Copy each line exactly.

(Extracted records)
►
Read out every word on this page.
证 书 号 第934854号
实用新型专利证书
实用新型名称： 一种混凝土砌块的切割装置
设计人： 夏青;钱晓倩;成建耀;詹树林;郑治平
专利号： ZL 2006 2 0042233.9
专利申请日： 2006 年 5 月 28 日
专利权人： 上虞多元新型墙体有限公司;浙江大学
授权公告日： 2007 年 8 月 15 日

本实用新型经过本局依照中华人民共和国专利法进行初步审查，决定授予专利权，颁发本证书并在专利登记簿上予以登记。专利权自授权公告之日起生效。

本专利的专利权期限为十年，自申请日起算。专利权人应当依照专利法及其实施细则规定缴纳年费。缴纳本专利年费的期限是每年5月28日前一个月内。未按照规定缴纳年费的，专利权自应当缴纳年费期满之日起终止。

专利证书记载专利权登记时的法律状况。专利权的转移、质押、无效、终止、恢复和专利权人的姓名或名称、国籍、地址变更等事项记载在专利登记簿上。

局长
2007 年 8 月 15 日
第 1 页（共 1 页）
◄
**Expected answer**
Read out every word on this page.
证 书 号 第934854号
实用新型专利证书
实用新型名称： 一种混凝土砌块的切割装置
设计人： 夏青;钱晓倩;成建耀;詹树林;郑治平
专利号： ZL 2006 2 0042233.9
专利申请日： 2006 年 5 月 28 日
专利权人： 上虞多元新型墙体有限公司;浙江大学
授权公告日： 2007 年 8 月 15 日

本实用新型经过本局依照中华人民共和国专利法进行初步审查，决定授予专利权，颁发本证书并在专利登记簿上予以登记。专利权自授权公告之日起生效。

本专利的专利权期限为十年，自申请日起算。专利权人应当依照专利法及其实施细则规定缴纳年费。缴纳本专利年费的期限是每年5月28日前一个月内。未按照规定缴纳年费的，专利权自应当缴纳年费期满之日起终止。

专利证书记载专利权登记时的法律状况。专利权的转移、质押、无效、终止、恢复和专利权人的姓名或名称、国籍、地址变更等事项记载在专利登记簿上。

局长
2007 年 8 月 15 日
第 1 页（共 1 页）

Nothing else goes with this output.